Stored data entries
····················
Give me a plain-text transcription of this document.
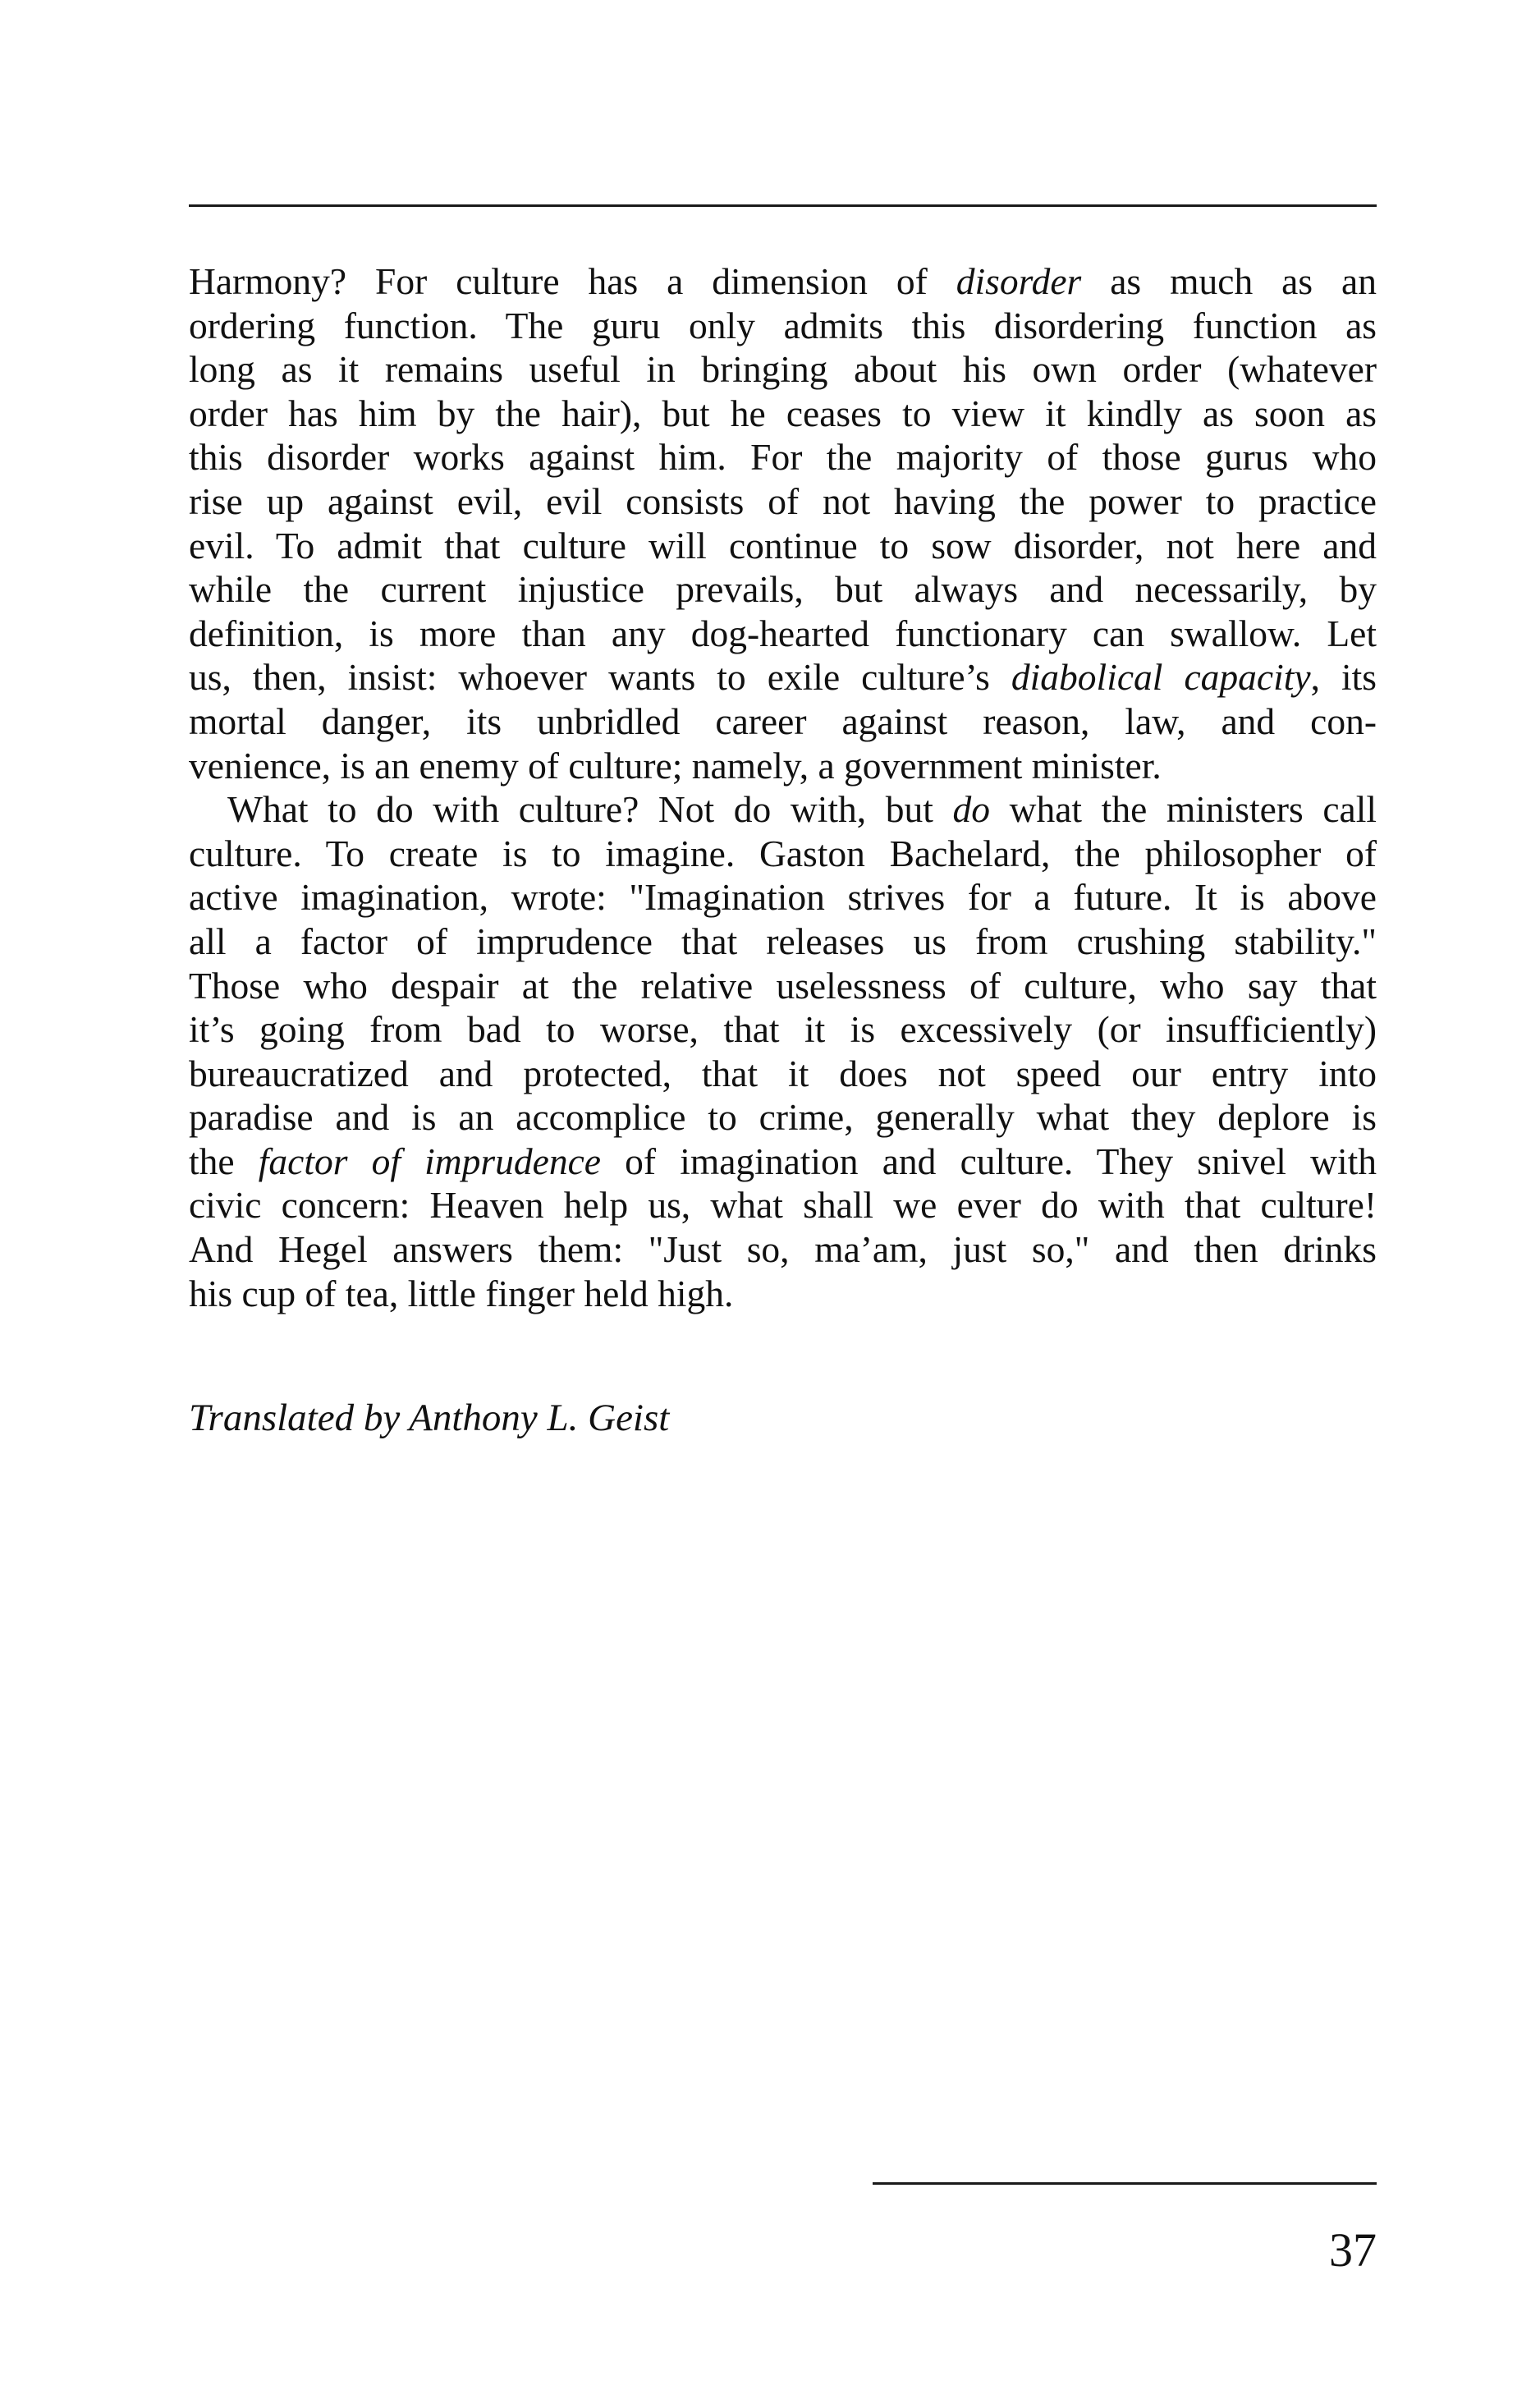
Harmony? For culture has a dimension of disorder as much as an
ordering function. The guru only admits this disordering function as
long as it remains useful in bringing about his own order (whatever
order has him by the hair), but he ceases to view it kindly as soon as
this disorder works against him. For the majority of those gurus who
rise up against evil, evil consists of not having the power to practice
evil. To admit that culture will continue to sow disorder, not here and
while the current injustice prevails, but always and necessarily, by
definition, is more than any dog-hearted functionary can swallow. Let
us, then, insist: whoever wants to exile culture’s diabolical capacity, its
mortal danger, its unbridled career against reason, law, and con-
venience, is an enemy of culture; namely, a government minister.

What to do with culture? Not do with, but do what the ministers call
culture. To create is to imagine. Gaston Bachelard, the philosopher of
active imagination, wrote: "Imagination strives for a future. It is above
all a factor of imprudence that releases us from crushing stability."
Those who despair at the relative uselessness of culture, who say that
it’s going from bad to worse, that it is excessively (or insufficiently)
bureaucratized and protected, that it does not speed our entry into
paradise and is an accomplice to crime, generally what they deplore is
the factor of imprudence of imagination and culture. They snivel with
civic concern: Heaven help us, what shall we ever do with that culture!
And Hegel answers them: "Just so, ma’am, just so," and then drinks
his cup of tea, little finger held high.

Translated by Anthony L. Geist
37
····················
EXERCISE DETAILS — Look for the word "factor" in every line of the listing and copy the lines that have it.

RESPONSE TO THIS EXERCISE —
all a factor of imprudence that releases us from crushing stability."
the factor of imprudence of imagination and culture. They snivel with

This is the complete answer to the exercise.